==== Texto extraído

Objetivos del Capítulo

•   Nos reunimos para compartir nuestras vidas y la misión que traemos entre manos. Dispersas por la aldea global, sentimos la necesidad de poner en común cuánto hay de dignidad, amor y esperanza en el anhelo de vivir de nuestros pueblos, pobres y víctimas del sistema excluyente e inhumano que nos es impuesto.

•  Nos reunimos para ayudarnos mutuamente a confrontar nuestras vidas con el proyecto de vida de Jesús al que deseamos seguir, con la opción misionera que intuyeron nuestros Fundadores y con la exigencia de recrearla en este momento histórico.

• Puede ser que, transitando por esta sociedad consumista, se nos haya pegado a los pies, algo que nos impida desplazarnos. Necesitamos caminar “ligeras de equipaje” a las fronteras más necesitadas, y escuchar los gritos más urgentes de los excluidos.

========

Tarea 1: Según los objetivos del capítulo, ¿hacia dónde necesitan caminar «ligeras de equipaje»?
Tarea 2: Reescribe el fragmento de los objetivos del capítulo que va desde "Objetivos del Capítulo" hasta "este momento histórico.", ambos incluidos, y cambia "esperanza" por "alegría".

==== Entradas extraídas

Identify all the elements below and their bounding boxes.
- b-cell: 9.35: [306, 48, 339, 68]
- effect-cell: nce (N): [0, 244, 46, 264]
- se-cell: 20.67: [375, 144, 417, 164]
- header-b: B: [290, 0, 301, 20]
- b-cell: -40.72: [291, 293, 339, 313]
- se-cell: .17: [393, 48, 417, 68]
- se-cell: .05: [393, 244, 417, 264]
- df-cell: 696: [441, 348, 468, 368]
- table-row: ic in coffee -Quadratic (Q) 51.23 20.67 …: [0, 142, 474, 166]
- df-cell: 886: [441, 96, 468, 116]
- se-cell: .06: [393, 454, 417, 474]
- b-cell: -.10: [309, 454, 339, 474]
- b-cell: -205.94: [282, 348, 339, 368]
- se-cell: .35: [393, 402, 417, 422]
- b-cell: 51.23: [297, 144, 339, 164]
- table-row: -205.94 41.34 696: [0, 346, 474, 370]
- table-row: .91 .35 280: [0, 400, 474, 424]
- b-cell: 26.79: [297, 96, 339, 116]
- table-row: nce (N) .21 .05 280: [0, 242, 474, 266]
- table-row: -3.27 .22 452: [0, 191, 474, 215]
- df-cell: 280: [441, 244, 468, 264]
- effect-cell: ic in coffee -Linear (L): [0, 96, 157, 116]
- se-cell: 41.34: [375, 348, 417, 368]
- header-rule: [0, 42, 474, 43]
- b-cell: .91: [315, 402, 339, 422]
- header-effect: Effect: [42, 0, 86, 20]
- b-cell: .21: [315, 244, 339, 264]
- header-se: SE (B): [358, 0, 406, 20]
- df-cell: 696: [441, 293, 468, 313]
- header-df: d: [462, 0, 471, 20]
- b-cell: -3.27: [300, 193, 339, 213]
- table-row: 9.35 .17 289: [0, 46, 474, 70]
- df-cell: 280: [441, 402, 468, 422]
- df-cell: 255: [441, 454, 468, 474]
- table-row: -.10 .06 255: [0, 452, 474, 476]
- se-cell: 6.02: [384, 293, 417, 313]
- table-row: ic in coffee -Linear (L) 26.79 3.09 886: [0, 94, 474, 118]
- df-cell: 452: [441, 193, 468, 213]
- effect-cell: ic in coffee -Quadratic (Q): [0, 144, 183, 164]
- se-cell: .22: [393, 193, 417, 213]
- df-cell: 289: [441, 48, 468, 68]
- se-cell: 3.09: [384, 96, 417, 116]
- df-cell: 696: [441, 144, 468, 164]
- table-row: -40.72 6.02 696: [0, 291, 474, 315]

========

Tu respuesta 1: Hacia las fronteras más necesitadas.

Tu respuesta 2:
Objetivos del Capítulo

•   Nos reunimos para compartir nuestras vidas y la misión que traemos entre manos. Dispersas por la aldea global, sentimos la necesidad de poner en común cuánto hay de dignidad, amor y alegría en el anhelo de vivir de nuestros pueblos, pobres y víctimas del sistema excluyente e inhumano que nos es impuesto.

•  Nos reunimos para ayudarnos mutuamente a confrontar nuestras vidas con el proyecto de vida de Jesús al que deseamos seguir, con la opción misionera que intuyeron nuestros Fundadores y con la exigencia de recrearla en este momento histórico.